(Recorded data)
■ ■ ■ ■ ■

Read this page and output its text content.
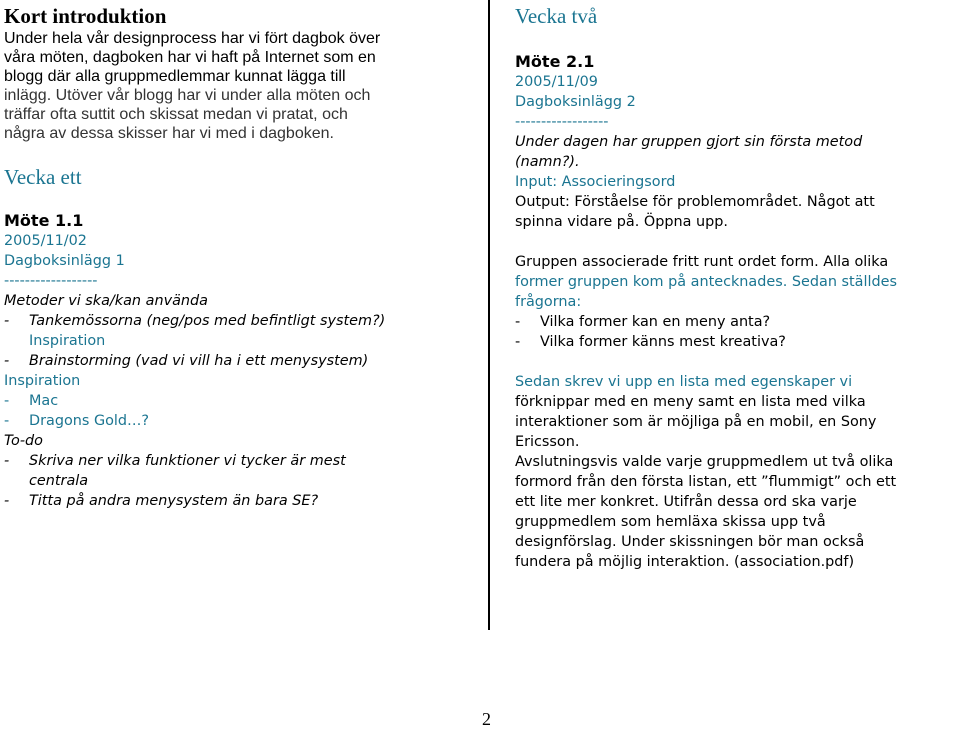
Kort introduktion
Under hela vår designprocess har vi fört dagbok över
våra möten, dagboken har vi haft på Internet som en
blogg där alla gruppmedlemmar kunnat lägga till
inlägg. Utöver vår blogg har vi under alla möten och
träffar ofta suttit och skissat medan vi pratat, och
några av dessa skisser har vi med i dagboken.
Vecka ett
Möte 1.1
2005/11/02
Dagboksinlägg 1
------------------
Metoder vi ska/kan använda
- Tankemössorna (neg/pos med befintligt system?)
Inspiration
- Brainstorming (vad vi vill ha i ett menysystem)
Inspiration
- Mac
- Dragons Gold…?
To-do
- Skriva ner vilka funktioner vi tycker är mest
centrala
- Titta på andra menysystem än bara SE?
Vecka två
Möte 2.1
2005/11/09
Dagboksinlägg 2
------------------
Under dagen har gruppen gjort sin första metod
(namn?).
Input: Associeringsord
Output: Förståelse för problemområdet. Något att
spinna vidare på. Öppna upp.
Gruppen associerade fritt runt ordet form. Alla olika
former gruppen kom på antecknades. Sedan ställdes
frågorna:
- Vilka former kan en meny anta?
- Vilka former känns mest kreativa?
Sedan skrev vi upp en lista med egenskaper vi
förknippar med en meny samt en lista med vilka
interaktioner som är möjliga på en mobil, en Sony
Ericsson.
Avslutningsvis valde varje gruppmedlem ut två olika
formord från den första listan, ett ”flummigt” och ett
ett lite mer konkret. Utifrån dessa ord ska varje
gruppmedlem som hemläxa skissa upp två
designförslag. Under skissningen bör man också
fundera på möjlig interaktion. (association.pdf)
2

■ ■ ■ ■ ■

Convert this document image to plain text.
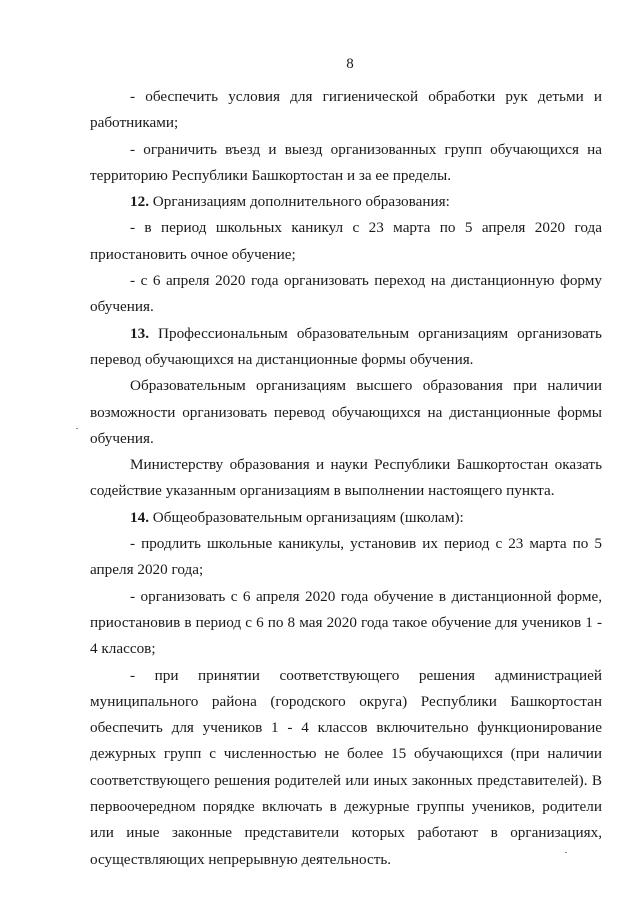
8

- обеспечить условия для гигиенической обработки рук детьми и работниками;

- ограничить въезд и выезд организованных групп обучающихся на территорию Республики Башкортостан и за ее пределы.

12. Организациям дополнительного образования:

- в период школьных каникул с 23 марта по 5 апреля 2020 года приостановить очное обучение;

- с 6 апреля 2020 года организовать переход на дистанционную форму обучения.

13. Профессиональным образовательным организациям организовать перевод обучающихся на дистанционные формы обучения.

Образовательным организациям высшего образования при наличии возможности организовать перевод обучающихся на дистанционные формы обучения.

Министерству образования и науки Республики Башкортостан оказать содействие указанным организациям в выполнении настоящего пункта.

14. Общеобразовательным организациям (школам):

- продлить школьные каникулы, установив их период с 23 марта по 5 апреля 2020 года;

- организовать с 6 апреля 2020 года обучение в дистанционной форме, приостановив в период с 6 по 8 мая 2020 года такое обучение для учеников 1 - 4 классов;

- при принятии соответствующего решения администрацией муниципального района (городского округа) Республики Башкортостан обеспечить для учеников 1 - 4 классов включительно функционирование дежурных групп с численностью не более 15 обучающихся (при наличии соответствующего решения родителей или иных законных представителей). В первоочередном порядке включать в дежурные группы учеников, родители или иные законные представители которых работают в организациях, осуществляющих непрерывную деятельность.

■ ■ ■ ■ ■

Task objective
Go through the records. Copy each line where "olika" appears.

Exercise output
Gruppen associerade fritt runt ordet form. Alla olika
Avslutningsvis valde varje gruppmedlem ut två olika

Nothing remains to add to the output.